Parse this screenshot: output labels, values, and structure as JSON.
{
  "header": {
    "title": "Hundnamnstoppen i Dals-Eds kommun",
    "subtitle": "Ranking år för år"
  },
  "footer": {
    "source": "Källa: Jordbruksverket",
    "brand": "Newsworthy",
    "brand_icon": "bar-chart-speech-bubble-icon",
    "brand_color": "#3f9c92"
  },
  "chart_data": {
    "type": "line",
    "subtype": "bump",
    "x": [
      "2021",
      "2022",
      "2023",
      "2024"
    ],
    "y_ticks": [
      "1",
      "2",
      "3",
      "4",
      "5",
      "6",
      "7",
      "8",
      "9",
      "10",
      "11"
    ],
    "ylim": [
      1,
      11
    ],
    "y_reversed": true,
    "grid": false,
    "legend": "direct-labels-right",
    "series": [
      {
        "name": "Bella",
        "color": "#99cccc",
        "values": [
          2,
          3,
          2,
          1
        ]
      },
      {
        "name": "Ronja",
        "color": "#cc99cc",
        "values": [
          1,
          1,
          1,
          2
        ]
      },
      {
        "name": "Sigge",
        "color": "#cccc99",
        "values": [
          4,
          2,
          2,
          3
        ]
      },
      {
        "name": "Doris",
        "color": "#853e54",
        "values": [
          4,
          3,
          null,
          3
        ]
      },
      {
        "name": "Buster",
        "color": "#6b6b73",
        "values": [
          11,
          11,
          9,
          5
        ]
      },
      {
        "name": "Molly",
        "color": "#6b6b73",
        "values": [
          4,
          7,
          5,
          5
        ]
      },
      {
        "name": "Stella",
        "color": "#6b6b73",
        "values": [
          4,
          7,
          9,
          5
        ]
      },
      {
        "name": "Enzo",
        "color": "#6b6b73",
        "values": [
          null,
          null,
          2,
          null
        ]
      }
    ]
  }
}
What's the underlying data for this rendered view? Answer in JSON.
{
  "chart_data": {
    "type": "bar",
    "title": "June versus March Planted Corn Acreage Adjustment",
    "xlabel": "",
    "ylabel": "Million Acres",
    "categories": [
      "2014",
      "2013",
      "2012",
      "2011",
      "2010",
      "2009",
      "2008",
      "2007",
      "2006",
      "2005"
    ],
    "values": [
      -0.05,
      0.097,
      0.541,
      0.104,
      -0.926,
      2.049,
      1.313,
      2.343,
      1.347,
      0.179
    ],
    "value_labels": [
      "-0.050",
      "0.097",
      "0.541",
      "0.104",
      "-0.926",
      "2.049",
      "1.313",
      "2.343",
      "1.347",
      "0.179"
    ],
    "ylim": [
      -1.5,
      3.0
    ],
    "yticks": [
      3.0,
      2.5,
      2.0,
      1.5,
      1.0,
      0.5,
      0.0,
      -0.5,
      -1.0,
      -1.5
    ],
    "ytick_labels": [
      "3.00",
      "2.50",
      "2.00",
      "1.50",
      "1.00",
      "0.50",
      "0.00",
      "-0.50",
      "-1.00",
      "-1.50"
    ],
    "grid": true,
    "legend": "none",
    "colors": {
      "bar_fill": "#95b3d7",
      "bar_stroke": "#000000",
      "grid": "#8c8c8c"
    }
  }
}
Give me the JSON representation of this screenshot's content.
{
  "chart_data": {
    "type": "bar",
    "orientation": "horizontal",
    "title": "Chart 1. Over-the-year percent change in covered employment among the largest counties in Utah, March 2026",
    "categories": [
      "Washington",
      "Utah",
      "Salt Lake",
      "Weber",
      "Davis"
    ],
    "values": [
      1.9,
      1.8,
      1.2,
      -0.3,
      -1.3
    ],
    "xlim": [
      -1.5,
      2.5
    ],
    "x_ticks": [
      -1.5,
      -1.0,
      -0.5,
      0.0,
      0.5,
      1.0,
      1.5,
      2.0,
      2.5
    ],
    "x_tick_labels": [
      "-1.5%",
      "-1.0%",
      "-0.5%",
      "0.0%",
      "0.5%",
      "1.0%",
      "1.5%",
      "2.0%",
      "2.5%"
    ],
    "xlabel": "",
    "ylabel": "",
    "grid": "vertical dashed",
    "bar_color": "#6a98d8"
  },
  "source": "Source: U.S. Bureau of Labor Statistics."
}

-*-

Produce a verbatim transcription of the entries above.

» **SOLUTION TO THIS TASK**:
Parse this screenshot: output labels, values, and structure as JSON.
{
  "header": {
    "title": "Hundnamnstoppen i Dals-Eds kommun",
    "subtitle": "Ranking år för år"
  },
  "footer": {
    "source": "Källa: Jordbruksverket",
    "brand": "Newsworthy",
    "brand_icon": "bar-chart-speech-bubble-icon",
    "brand_color": "#3f9c92"
  },
  "chart_data": {
    "type": "line",
    "subtype": "bump",
    "x": [
      "2021",
      "2022",
      "2023",
      "2024"
    ],
    "y_ticks": [
      "1",
      "2",
      "3",
      "4",
      "5",
      "6",
      "7",
      "8",
      "9",
      "10",
      "11"
    ],
    "ylim": [
      1,
      11
    ],
    "y_reversed": true,
    "grid": false,
    "legend": "direct-labels-right",
    "series": [
      {
        "name": "Bella",
        "color": "#99cccc",
        "values": [
          2,
          3,
          2,
          1
        ]
      },
      {
        "name": "Ronja",
        "color": "#cc99cc",
        "values": [
          1,
          1,
          1,
          2
        ]
      },
      {
        "name": "Sigge",
        "color": "#cccc99",
        "values": [
          4,
          2,
          2,
          3
        ]
      },
      {
        "name": "Doris",
        "color": "#853e54",
        "values": [
          4,
          3,
          null,
          3
        ]
      },
      {
        "name": "Buster",
        "color": "#6b6b73",
        "values": [
          11,
          11,
          9,
          5
        ]
      },
      {
        "name": "Molly",
        "color": "#6b6b73",
        "values": [
          4,
          7,
          5,
          5
        ]
      },
      {
        "name": "Stella",
        "color": "#6b6b73",
        "values": [
          4,
          7,
          9,
          5
        ]
      },
      {
        "name": "Enzo",
        "color": "#6b6b73",
        "values": [
          null,
          null,
          2,
          null
        ]
      }
    ]
  }
}
What's the underlying data for this rendered view? Answer in JSON.
{
  "chart_data": {
    "type": "bar",
    "title": "June versus March Planted Corn Acreage Adjustment",
    "xlabel": "",
    "ylabel": "Million Acres",
    "categories": [
      "2014",
      "2013",
      "2012",
      "2011",
      "2010",
      "2009",
      "2008",
      "2007",
      "2006",
      "2005"
    ],
    "values": [
      -0.05,
      0.097,
      0.541,
      0.104,
      -0.926,
      2.049,
      1.313,
      2.343,
      1.347,
      0.179
    ],
    "value_labels": [
      "-0.050",
      "0.097",
      "0.541",
      "0.104",
      "-0.926",
      "2.049",
      "1.313",
      "2.343",
      "1.347",
      "0.179"
    ],
    "ylim": [
      -1.5,
      3.0
    ],
    "yticks": [
      3.0,
      2.5,
      2.0,
      1.5,
      1.0,
      0.5,
      0.0,
      -0.5,
      -1.0,
      -1.5
    ],
    "ytick_labels": [
      "3.00",
      "2.50",
      "2.00",
      "1.50",
      "1.00",
      "0.50",
      "0.00",
      "-0.50",
      "-1.00",
      "-1.50"
    ],
    "grid": true,
    "legend": "none",
    "colors": {
      "bar_fill": "#95b3d7",
      "bar_stroke": "#000000",
      "grid": "#8c8c8c"
    }
  }
}
Give me the JSON representation of this screenshot's content.
{
  "chart_data": {
    "type": "bar",
    "orientation": "horizontal",
    "title": "Chart 1. Over-the-year percent change in covered employment among the largest counties in Utah, March 2026",
    "categories": [
      "Washington",
      "Utah",
      "Salt Lake",
      "Weber",
      "Davis"
    ],
    "values": [
      1.9,
      1.8,
      1.2,
      -0.3,
      -1.3
    ],
    "xlim": [
      -1.5,
      2.5
    ],
    "x_ticks": [
      -1.5,
      -1.0,
      -0.5,
      0.0,
      0.5,
      1.0,
      1.5,
      2.0,
      2.5
    ],
    "x_tick_labels": [
      "-1.5%",
      "-1.0%",
      "-0.5%",
      "0.0%",
      "0.5%",
      "1.0%",
      "1.5%",
      "2.0%",
      "2.5%"
    ],
    "xlabel": "",
    "ylabel": "",
    "grid": "vertical dashed",
    "bar_color": "#6a98d8"
  },
  "source": "Source: U.S. Bureau of Labor Statistics."
}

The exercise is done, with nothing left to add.